# AIM 1
Please list every kind of chess piece mentioned in the passage about Lion pieces, counting the Andernach Lion as a separate kind.
# AIM 2
Carry on the passage about Lion pieces from the point where it stops.

# SELECTED EXTRACT
Lion : Is a hurdle jumper, moves at Queen lines, jumps over a hurdle and steps on one of the empty squares (or captures a piece there) which are exactly behind the hurdle.
The "hurdle-color changing" Lion (or Andernach Lion) when passes over a hurdle changes the color of the hurdle (except it is a King or a neutral piece).
Last year we had seen, among the awarded problems in the World Congress on Chess Composition (WCCC) in Bern, the following problem with one Andernach Lion.
The composition tourney asked from the composers a helpmate two-mover with hurdle-color changing Lions. We had two ideas but the deadline was only three hours, so we barely had the time for checking one composition, the problem-776.
The composition tourney asked from the composers a helpmate two-mover with hurdle-color changing Lions. We had two ideas but the deadline was only three hours, so we barely had the time for checking one composition, the problem-776.

# EXTRACTED DATA
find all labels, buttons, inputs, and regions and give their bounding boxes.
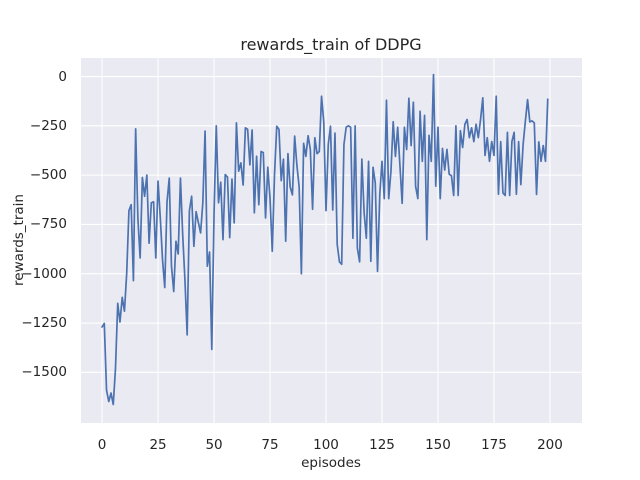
x-tick-label: 200: [537, 437, 563, 453]
x-tick-label: 25: [149, 437, 167, 453]
x-axis-label: episodes: [301, 455, 361, 471]
x-tick-label: 75: [261, 437, 279, 453]
x-tick-label: 0: [97, 437, 107, 453]
y-tick-label: 0: [58, 68, 67, 85]
chart-title: rewards_train of DDPG: [240, 35, 422, 54]
x-tick-label: 100: [313, 437, 339, 453]
y-tick-label: −250: [29, 117, 67, 134]
x-tick-label: 50: [205, 437, 223, 453]
reward-series-line: [101, 73, 549, 406]
line-chart: [81, 58, 582, 423]
y-tick-label: −1250: [21, 315, 67, 332]
x-tick-label: 125: [369, 437, 395, 453]
x-tick-label: 150: [425, 437, 451, 453]
y-tick-label: −1500: [21, 364, 67, 381]
y-tick-label: −750: [29, 216, 67, 233]
plot-area: [81, 58, 582, 423]
y-tick-label: −1000: [21, 265, 67, 282]
x-tick-label: 175: [481, 437, 507, 453]
y-tick-label: −500: [29, 167, 67, 184]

# EXPECTED OUTPUT 1
Lion, Andernach Lion (the "hurdle-color changing" Lion), Queen, King, neutral piece

# EXPECTED OUTPUT 2
Problem-776 Manolas Emmanuel (GRE) and Prentos Kostas (GRE) Commendation, Quick Composing Ty, WCCC 2014 Bern |
2Sk4/3p4/8/3K4/8/8/1(whL)2r3/8 (3 + 3) (hL hurdle-color changing Lion b2 + 0) h#2, two solutions |
1.Re2-f2 hLb2-g2(wRf2) 2.Kd8-e8 hLg2-a8# 1.Re2-e5+ hLb2-g7(wRe5) 2.Kd8xc8 Re5-e8# |
The Judge wrote : "Nice miniature. The white rook and Lion exchange functions in the mate". |
The second idea lead us to the Problem-795. The idea here was to put the black Lions as epaulets from both sides of the mating piece, so they cannot capture it. This is achieved with Orthogonal - Diagonal Transformation, as you can see in the solution.
The prominent composer Kostas Prentos, international maitre and multi-champion of Greece in solving contests, has moved to Uinted States of America, that is why his name is appended with USA.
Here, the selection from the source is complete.